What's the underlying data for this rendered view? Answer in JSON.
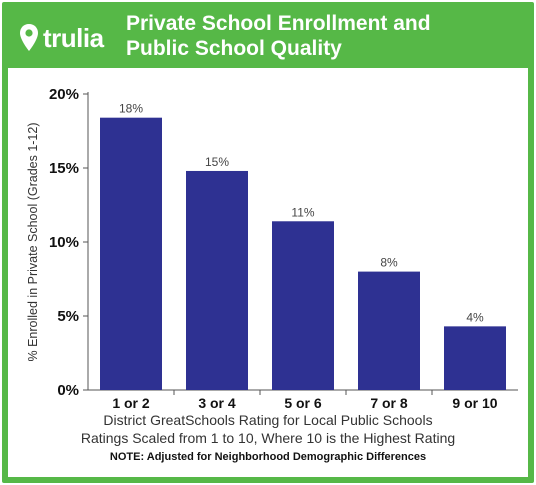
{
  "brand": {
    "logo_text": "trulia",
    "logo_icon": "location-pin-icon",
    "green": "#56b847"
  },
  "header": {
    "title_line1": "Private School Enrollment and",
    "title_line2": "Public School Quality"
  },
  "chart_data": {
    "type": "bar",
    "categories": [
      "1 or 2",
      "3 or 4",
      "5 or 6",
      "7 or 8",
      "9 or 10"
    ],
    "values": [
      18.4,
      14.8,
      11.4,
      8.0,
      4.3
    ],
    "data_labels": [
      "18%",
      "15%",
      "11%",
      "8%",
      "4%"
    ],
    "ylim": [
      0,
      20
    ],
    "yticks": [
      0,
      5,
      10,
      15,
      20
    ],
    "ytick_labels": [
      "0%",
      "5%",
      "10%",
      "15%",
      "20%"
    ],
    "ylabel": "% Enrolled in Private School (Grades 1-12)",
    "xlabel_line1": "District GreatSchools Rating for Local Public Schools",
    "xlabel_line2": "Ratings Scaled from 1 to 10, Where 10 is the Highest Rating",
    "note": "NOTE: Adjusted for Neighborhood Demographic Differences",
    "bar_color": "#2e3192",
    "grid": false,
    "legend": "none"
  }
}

# # # # #

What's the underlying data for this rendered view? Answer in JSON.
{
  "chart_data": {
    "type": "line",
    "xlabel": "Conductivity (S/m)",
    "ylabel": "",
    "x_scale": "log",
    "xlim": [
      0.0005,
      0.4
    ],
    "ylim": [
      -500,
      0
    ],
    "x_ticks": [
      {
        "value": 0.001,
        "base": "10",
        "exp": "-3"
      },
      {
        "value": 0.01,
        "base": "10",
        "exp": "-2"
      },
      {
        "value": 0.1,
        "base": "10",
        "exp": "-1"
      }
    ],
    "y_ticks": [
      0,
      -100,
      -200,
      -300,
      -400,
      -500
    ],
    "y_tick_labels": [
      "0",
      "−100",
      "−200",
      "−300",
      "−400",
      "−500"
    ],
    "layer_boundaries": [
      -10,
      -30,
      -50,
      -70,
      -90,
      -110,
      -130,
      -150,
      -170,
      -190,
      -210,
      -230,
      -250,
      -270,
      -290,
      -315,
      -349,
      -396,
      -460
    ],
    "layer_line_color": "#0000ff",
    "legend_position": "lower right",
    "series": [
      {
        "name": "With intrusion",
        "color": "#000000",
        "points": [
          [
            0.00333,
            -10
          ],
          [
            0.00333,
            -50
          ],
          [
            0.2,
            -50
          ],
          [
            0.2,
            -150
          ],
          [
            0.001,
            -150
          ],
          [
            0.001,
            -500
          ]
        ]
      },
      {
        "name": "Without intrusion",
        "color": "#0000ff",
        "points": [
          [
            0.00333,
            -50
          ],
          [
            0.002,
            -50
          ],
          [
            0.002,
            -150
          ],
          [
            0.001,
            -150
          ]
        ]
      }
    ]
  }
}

# # # # #

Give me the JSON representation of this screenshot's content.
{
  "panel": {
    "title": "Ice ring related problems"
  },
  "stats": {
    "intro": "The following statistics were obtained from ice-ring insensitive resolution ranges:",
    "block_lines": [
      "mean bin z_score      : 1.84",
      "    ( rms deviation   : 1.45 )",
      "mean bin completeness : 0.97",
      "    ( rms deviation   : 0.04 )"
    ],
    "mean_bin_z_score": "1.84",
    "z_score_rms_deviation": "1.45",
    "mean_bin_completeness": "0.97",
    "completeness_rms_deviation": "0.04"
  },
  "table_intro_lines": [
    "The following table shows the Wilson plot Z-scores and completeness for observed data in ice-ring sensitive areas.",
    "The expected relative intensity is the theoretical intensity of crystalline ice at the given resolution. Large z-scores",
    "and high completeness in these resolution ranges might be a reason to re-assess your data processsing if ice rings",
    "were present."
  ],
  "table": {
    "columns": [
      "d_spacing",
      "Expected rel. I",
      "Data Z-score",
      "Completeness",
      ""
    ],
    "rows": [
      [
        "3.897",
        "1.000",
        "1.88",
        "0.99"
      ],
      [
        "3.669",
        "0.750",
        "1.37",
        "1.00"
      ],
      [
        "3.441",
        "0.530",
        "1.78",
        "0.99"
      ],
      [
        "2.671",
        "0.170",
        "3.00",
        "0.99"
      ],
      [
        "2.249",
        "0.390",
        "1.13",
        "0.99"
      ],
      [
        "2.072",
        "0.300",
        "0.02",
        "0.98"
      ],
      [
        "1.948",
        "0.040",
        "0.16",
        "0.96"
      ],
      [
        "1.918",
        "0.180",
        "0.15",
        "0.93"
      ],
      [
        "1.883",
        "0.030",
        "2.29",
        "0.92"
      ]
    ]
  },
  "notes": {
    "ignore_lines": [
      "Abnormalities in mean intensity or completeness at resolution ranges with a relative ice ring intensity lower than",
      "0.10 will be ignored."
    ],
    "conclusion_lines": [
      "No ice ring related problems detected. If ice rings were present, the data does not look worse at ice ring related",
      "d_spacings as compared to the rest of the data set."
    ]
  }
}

# # # # #

GOAL
Show every line of the listing in which the string "were" can be found.

OUTPUT OF THE EXERCISE
    "intro": "The following statistics were obtained from ice-ring insensitive resolution ranges:",
    "were present."
      "No ice ring related problems detected. If ice rings were present, the data does not look worse at ice ring related",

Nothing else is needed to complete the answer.